[Saved data entries]
--
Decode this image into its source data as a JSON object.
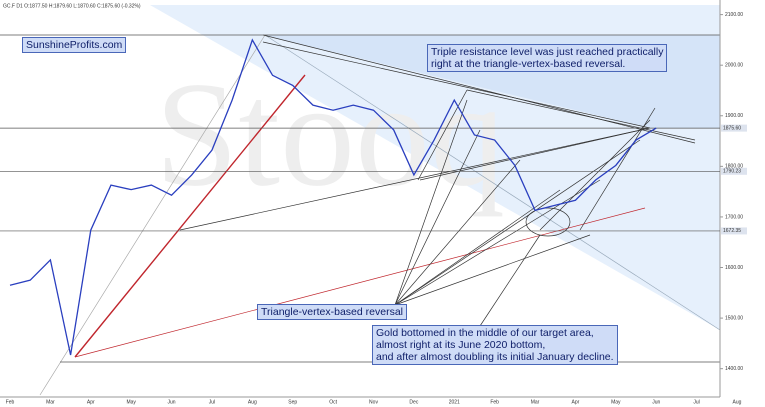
{
  "chart_data": {
    "type": "line",
    "header": "GC.F  D1  O:1877.50  H:1879.60  L:1870.60  C:1875.60  (-0.32%)",
    "watermark": "Stooq",
    "categories": [
      "Feb",
      null,
      "Mar",
      null,
      "Apr",
      null,
      "May",
      null,
      "Jun",
      null,
      "Jul",
      null,
      "Aug",
      null,
      "Sep",
      null,
      "Oct",
      null,
      "Nov",
      null,
      "Dec",
      null,
      "2021",
      null,
      "Feb",
      null,
      "Mar",
      null,
      "Apr",
      null,
      "May",
      null,
      "Jun",
      null,
      "Jul",
      null,
      "Aug"
    ],
    "series": [
      {
        "name": "GC.F",
        "color": "#2a3fbf",
        "values": [
          1565,
          1575,
          1615,
          1427,
          1674,
          1763,
          1754,
          1763,
          1743,
          1783,
          1832,
          1931,
          2050,
          1980,
          1960,
          1921,
          1911,
          1921,
          1911,
          1872,
          1783,
          1852,
          1931,
          1862,
          1852,
          1802,
          1713,
          1723,
          1733,
          1773,
          1802,
          1852,
          1875.6,
          null,
          null,
          null,
          null
        ]
      }
    ],
    "ylim": [
      1344,
      2119
    ],
    "yticks": [
      {
        "value": 1400,
        "label": "1400.00"
      },
      {
        "value": 1500,
        "label": "1500.00"
      },
      {
        "value": 1600,
        "label": "1600.00"
      },
      {
        "value": 1700,
        "label": "1700.00"
      },
      {
        "value": 1800,
        "label": "1800.00"
      },
      {
        "value": 1900,
        "label": "1900.00"
      },
      {
        "value": 2000,
        "label": "2000.00"
      },
      {
        "value": 2100,
        "label": "2100.00"
      }
    ],
    "price_lines": [
      {
        "value": 1875.6,
        "label": "1875.60"
      },
      {
        "value": 1790.23,
        "label": "1790.23"
      },
      {
        "value": 1672.35,
        "label": "1672.35"
      }
    ],
    "annotations": {
      "site": [
        "SunshineProfits.com"
      ],
      "triple": [
        "Triple resistance level was just reached practically",
        "right at the triangle-vertex-based reversal."
      ],
      "triangle": [
        "Triangle-vertex-based reversal"
      ],
      "bottom": [
        "Gold bottomed in the middle of our target area,",
        "almost right at its June 2020 bottom,",
        "and after almost doubling its initial January decline."
      ]
    }
  }
}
--
[Written instruction]: Filter the records above for lines containing the word "vertex", and copy those lines.

[Full solution]:
        "right at the triangle-vertex-based reversal."
        "Triangle-vertex-based reversal"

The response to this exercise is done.